[Collected data entries]
#####

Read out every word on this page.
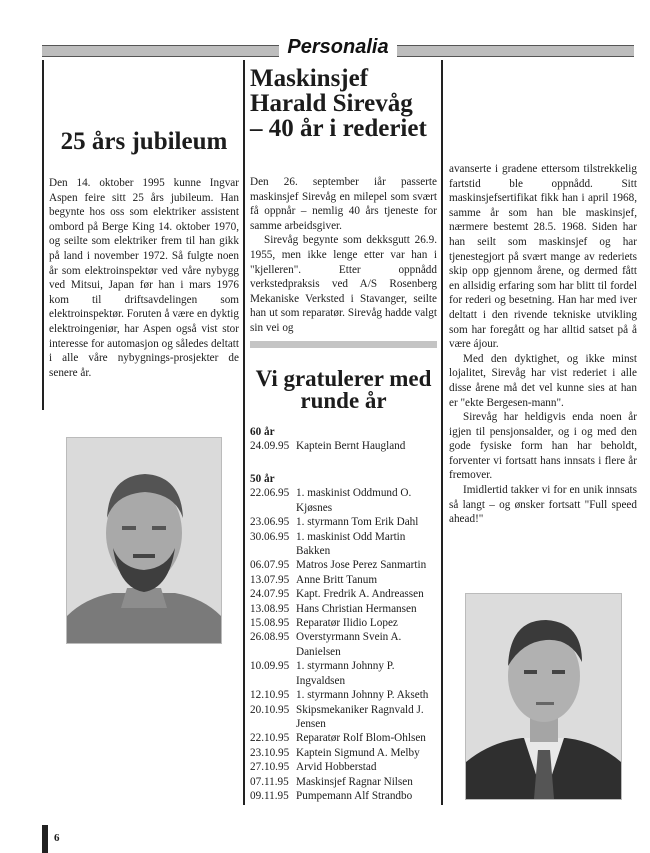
Personalia
25 års jubileum

Den 14. oktober 1995 kunne Ingvar Aspen feire sitt 25 års jubileum. Han begynte hos oss som elektriker assistent ombord på Berge King 14. oktober 1970, og seilte som elektriker frem til han gikk på land i november 1972. Så fulgte noen år som elektroinspektør ved våre nybygg ved Mitsui, Japan før han i mars 1976 kom til driftsavdelingen som elektroinspektør. Foruten å være en dyktig elektroingeniør, har Aspen også vist stor interesse for automasjon og således deltatt i alle våre nybygnings-prosjekter de senere år.

Maskinsjef
Harald Sirevåg
– 40 år i rederiet

Den 26. september iår passerte maskinsjef Sirevåg en milepel som svært få oppnår – nemlig 40 års tjeneste for samme arbeidsgiver.

Sirevåg begynte som dekksgutt 26.9. 1955, men ikke lenge etter var han i "kjelleren". Etter oppnådd verkstedpraksis ved A/S Rosenberg Mekaniske Verksted i Stavanger, seilte han ut som reparatør. Sirevåg hadde valgt sin vei og

Vi gratulerer med
runde år

60 år

24.09.95 Kaptein Bernt Haugland

50 år

22.06.95 1. maskinist Oddmund O. Kjøsnes
23.06.95 1. styrmann Tom Erik Dahl
30.06.95 1. maskinist Odd Martin Bakken
06.07.95 Matros Jose Perez Sanmartin
13.07.95 Anne Britt Tanum
24.07.95 Kapt. Fredrik A. Andreassen
13.08.95 Hans Christian Hermansen
15.08.95 Reparatør Ilidio Lopez
26.08.95 Overstyrmann Svein A. Danielsen
10.09.95 1. styrmann Johnny P. Ingvaldsen
12.10.95 1. styrmann Johnny P. Akseth
20.10.95 Skipsmekaniker Ragnvald J. Jensen
22.10.95 Reparatør Rolf Blom-Ohlsen
23.10.95 Kaptein Sigmund A. Melby
27.10.95 Arvid Hobberstad
07.11.95 Maskinsjef Ragnar Nilsen
09.11.95 Pumpemann Alf Strandbo

avanserte i gradene ettersom tilstrekkelig fartstid ble oppnådd. Sitt maskinsjefsertifikat fikk han i april 1968, samme år som han ble maskinsjef, nærmere bestemt 28.5. 1968. Siden har han seilt som maskinsjef og har tjenestegjort på svært mange av rederiets skip opp gjennom årene, og dermed fått en allsidig erfaring som har blitt til fordel for rederi og besetning. Han har med iver deltatt i den rivende tekniske utvikling som har foregått og har alltid satset på å være ájour.

Med den dyktighet, og ikke minst lojalitet, Sirevåg har vist rederiet i alle disse årene må det vel kunne sies at han er "ekte Bergesen-mann".

Sirevåg har heldigvis enda noen år igjen til pensjonsalder, og i og med den gode fysiske form han har beholdt, forventer vi fortsatt hans innsats i flere år fremover.

Imidlertid takker vi for en unik innsats så langt – og ønsker fortsatt "Full speed ahead!"

6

#####

In the entries above, find every line with the word "vist" and list it.

Den 14. oktober 1995 kunne Ingvar Aspen feire sitt 25 års jubileum. Han begynte hos oss som elektriker assistent ombord på Berge King 14. oktober 1970, og seilte som elektriker frem til han gikk på land i november 1972. Så fulgte noen år som elektroinspektør ved våre nybygg ved Mitsui, Japan før han i mars 1976 kom til driftsavdelingen som elektroinspektør. Foruten å være en dyktig elektroingeniør, har Aspen også vist stor interesse for automasjon og således deltatt i alle våre nybygnings-prosjekter de senere år.
Med den dyktighet, og ikke minst lojalitet, Sirevåg har vist rederiet i alle disse årene må det vel kunne sies at han er "ekte Bergesen-mann".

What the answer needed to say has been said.